Recorded data:
BEGIN

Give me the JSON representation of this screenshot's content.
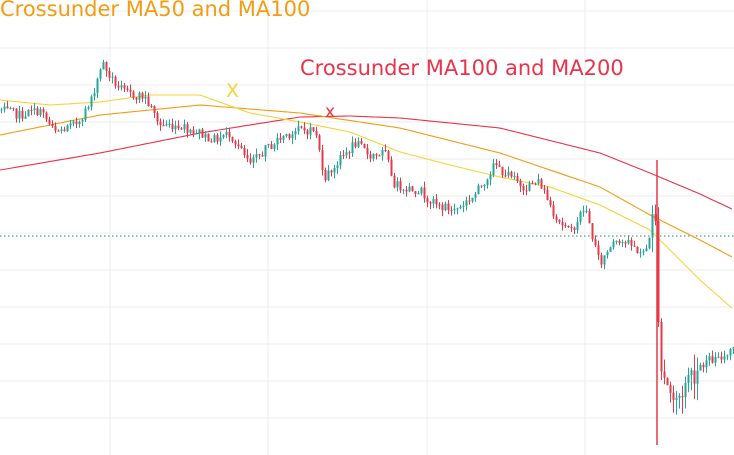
{
  "chart_data": {
    "type": "candlestick",
    "title": "",
    "xlabel": "",
    "ylabel": "",
    "grid": true,
    "ylim": [
      0,
      455
    ],
    "annotations": [
      {
        "text": "Crossunder MA50 and MA100",
        "color": "#f39c12"
      },
      {
        "text": "Crossunder MA100 and MA200",
        "color": "#e8334a"
      }
    ],
    "cross_markers": [
      {
        "text": "X",
        "color": "#f7d23a"
      },
      {
        "text": "x",
        "color": "#e8334a"
      }
    ],
    "colors": {
      "up": "#26a69a",
      "down": "#e53949",
      "ma50": "#f7d23a",
      "ma100": "#f39c12",
      "ma200": "#e8334a",
      "grid": "#eeeeee",
      "level": "#1e8a73"
    },
    "price_anchors": [
      [
        0,
        345
      ],
      [
        20,
        340
      ],
      [
        40,
        345
      ],
      [
        55,
        322
      ],
      [
        75,
        330
      ],
      [
        90,
        350
      ],
      [
        102,
        393
      ],
      [
        112,
        375
      ],
      [
        125,
        362
      ],
      [
        145,
        358
      ],
      [
        160,
        330
      ],
      [
        180,
        330
      ],
      [
        200,
        322
      ],
      [
        215,
        315
      ],
      [
        230,
        322
      ],
      [
        250,
        290
      ],
      [
        265,
        305
      ],
      [
        285,
        320
      ],
      [
        300,
        325
      ],
      [
        315,
        325
      ],
      [
        325,
        278
      ],
      [
        340,
        295
      ],
      [
        355,
        312
      ],
      [
        370,
        300
      ],
      [
        385,
        302
      ],
      [
        395,
        270
      ],
      [
        420,
        265
      ],
      [
        435,
        250
      ],
      [
        455,
        245
      ],
      [
        475,
        260
      ],
      [
        495,
        290
      ],
      [
        510,
        278
      ],
      [
        525,
        268
      ],
      [
        540,
        273
      ],
      [
        555,
        240
      ],
      [
        570,
        222
      ],
      [
        585,
        248
      ],
      [
        600,
        190
      ],
      [
        615,
        218
      ],
      [
        630,
        210
      ],
      [
        645,
        200
      ],
      [
        655,
        245
      ],
      [
        660,
        85
      ],
      [
        665,
        80
      ],
      [
        675,
        50
      ],
      [
        690,
        80
      ],
      [
        700,
        90
      ],
      [
        710,
        95
      ],
      [
        720,
        95
      ],
      [
        734,
        110
      ]
    ],
    "ma50_anchors": [
      [
        0,
        355
      ],
      [
        50,
        350
      ],
      [
        100,
        353
      ],
      [
        150,
        360
      ],
      [
        200,
        360
      ],
      [
        250,
        342
      ],
      [
        300,
        333
      ],
      [
        350,
        323
      ],
      [
        400,
        303
      ],
      [
        450,
        290
      ],
      [
        500,
        278
      ],
      [
        550,
        268
      ],
      [
        600,
        250
      ],
      [
        650,
        225
      ],
      [
        700,
        175
      ],
      [
        734,
        145
      ]
    ],
    "ma100_anchors": [
      [
        0,
        320
      ],
      [
        100,
        340
      ],
      [
        200,
        350
      ],
      [
        300,
        342
      ],
      [
        400,
        327
      ],
      [
        500,
        302
      ],
      [
        600,
        268
      ],
      [
        650,
        240
      ],
      [
        700,
        215
      ],
      [
        734,
        197
      ]
    ],
    "ma200_anchors": [
      [
        0,
        285
      ],
      [
        100,
        302
      ],
      [
        200,
        322
      ],
      [
        300,
        338
      ],
      [
        350,
        339
      ],
      [
        400,
        337
      ],
      [
        500,
        327
      ],
      [
        600,
        302
      ],
      [
        650,
        282
      ],
      [
        700,
        261
      ],
      [
        734,
        245
      ]
    ],
    "level_value": 219
  },
  "labels": {
    "annotation_ma50_ma100": "Crossunder MA50 and MA100",
    "annotation_ma100_ma200": "Crossunder MA100 and MA200",
    "marker_ma50_ma100": "X",
    "marker_ma100_ma200": "x"
  }
}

END

WRITTEN EXERCISE:
Repeat each record exactly as shown above, dropping all images.

OUTPUT OF THE TASK:
Give me the JSON representation of this screenshot's content.
{
  "chart_data": {
    "type": "candlestick",
    "title": "",
    "xlabel": "",
    "ylabel": "",
    "grid": true,
    "ylim": [
      0,
      455
    ],
    "annotations": [
      {
        "text": "Crossunder MA50 and MA100",
        "color": "#f39c12"
      },
      {
        "text": "Crossunder MA100 and MA200",
        "color": "#e8334a"
      }
    ],
    "cross_markers": [
      {
        "text": "X",
        "color": "#f7d23a"
      },
      {
        "text": "x",
        "color": "#e8334a"
      }
    ],
    "colors": {
      "up": "#26a69a",
      "down": "#e53949",
      "ma50": "#f7d23a",
      "ma100": "#f39c12",
      "ma200": "#e8334a",
      "grid": "#eeeeee",
      "level": "#1e8a73"
    },
    "price_anchors": [
      [
        0,
        345
      ],
      [
        20,
        340
      ],
      [
        40,
        345
      ],
      [
        55,
        322
      ],
      [
        75,
        330
      ],
      [
        90,
        350
      ],
      [
        102,
        393
      ],
      [
        112,
        375
      ],
      [
        125,
        362
      ],
      [
        145,
        358
      ],
      [
        160,
        330
      ],
      [
        180,
        330
      ],
      [
        200,
        322
      ],
      [
        215,
        315
      ],
      [
        230,
        322
      ],
      [
        250,
        290
      ],
      [
        265,
        305
      ],
      [
        285,
        320
      ],
      [
        300,
        325
      ],
      [
        315,
        325
      ],
      [
        325,
        278
      ],
      [
        340,
        295
      ],
      [
        355,
        312
      ],
      [
        370,
        300
      ],
      [
        385,
        302
      ],
      [
        395,
        270
      ],
      [
        420,
        265
      ],
      [
        435,
        250
      ],
      [
        455,
        245
      ],
      [
        475,
        260
      ],
      [
        495,
        290
      ],
      [
        510,
        278
      ],
      [
        525,
        268
      ],
      [
        540,
        273
      ],
      [
        555,
        240
      ],
      [
        570,
        222
      ],
      [
        585,
        248
      ],
      [
        600,
        190
      ],
      [
        615,
        218
      ],
      [
        630,
        210
      ],
      [
        645,
        200
      ],
      [
        655,
        245
      ],
      [
        660,
        85
      ],
      [
        665,
        80
      ],
      [
        675,
        50
      ],
      [
        690,
        80
      ],
      [
        700,
        90
      ],
      [
        710,
        95
      ],
      [
        720,
        95
      ],
      [
        734,
        110
      ]
    ],
    "ma50_anchors": [
      [
        0,
        355
      ],
      [
        50,
        350
      ],
      [
        100,
        353
      ],
      [
        150,
        360
      ],
      [
        200,
        360
      ],
      [
        250,
        342
      ],
      [
        300,
        333
      ],
      [
        350,
        323
      ],
      [
        400,
        303
      ],
      [
        450,
        290
      ],
      [
        500,
        278
      ],
      [
        550,
        268
      ],
      [
        600,
        250
      ],
      [
        650,
        225
      ],
      [
        700,
        175
      ],
      [
        734,
        145
      ]
    ],
    "ma100_anchors": [
      [
        0,
        320
      ],
      [
        100,
        340
      ],
      [
        200,
        350
      ],
      [
        300,
        342
      ],
      [
        400,
        327
      ],
      [
        500,
        302
      ],
      [
        600,
        268
      ],
      [
        650,
        240
      ],
      [
        700,
        215
      ],
      [
        734,
        197
      ]
    ],
    "ma200_anchors": [
      [
        0,
        285
      ],
      [
        100,
        302
      ],
      [
        200,
        322
      ],
      [
        300,
        338
      ],
      [
        350,
        339
      ],
      [
        400,
        337
      ],
      [
        500,
        327
      ],
      [
        600,
        302
      ],
      [
        650,
        282
      ],
      [
        700,
        261
      ],
      [
        734,
        245
      ]
    ],
    "level_value": 219
  },
  "labels": {
    "annotation_ma50_ma100": "Crossunder MA50 and MA100",
    "annotation_ma100_ma200": "Crossunder MA100 and MA200",
    "marker_ma50_ma100": "X",
    "marker_ma100_ma200": "x"
  }
}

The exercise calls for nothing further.